In the article front matter below, which company is named as the financial supporter of the manuscript's writing?

_Text segment_
"""
Alessandra Haddad1,2; Juliana Sarubi3; Vania Assaly4

DOI: https://doi.org/10.5935/scd1984-8773.2025170388

Financial support: Galderma financially supported the writing of this manuscript.
Conflict of interest: Dr. Haddad is a speaker, consultant, advisor, and investigator for Galderma Brazil. Dr. Sarubi is a speaker and consultant for Galderma Brazil. Dr. Assaly has no conflict of interest to declare.
Submitted on: 10/07/2024
Approved on: 15/08/2024
Authors' abbreviations: Haddad A, Sarubi J, Assaly V. How to cite this article: Haddad A, Sarubi J, Assaly V. Systematic Global Body Assessment - a tool to support optimal patient selection for non-surgical treatment of skin laxity. Surg Cosmet Dermatol.2025;17:e20250388.


Abstract

INTRODUCTION: The search for minimally invasive aesthetic procedures to improve non-facial skin laxity has been increasing annually. The biostimulator poly-L-lactic acid stands out as one of the most versatile products for aesthetic procedures in this field.
"""
(Page layout parsing entries)
"""
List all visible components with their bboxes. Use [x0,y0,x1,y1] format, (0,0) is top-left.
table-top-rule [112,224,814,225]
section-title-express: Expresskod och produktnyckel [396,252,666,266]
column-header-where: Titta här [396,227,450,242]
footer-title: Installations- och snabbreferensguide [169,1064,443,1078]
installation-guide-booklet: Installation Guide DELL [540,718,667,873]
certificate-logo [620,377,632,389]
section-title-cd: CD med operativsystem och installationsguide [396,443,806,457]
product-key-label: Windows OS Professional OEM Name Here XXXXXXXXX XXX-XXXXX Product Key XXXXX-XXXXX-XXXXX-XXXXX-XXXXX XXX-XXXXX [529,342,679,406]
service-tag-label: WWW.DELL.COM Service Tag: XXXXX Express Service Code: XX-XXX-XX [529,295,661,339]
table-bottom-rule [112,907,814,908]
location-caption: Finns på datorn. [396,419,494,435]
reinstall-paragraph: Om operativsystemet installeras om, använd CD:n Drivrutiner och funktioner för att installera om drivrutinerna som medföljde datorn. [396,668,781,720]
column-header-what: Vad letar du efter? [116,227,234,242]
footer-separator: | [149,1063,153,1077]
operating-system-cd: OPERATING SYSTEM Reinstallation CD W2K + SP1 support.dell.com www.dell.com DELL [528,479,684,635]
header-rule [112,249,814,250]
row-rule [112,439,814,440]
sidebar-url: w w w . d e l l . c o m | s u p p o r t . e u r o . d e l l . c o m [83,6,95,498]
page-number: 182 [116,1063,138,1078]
"""
_Answer section_
Galderma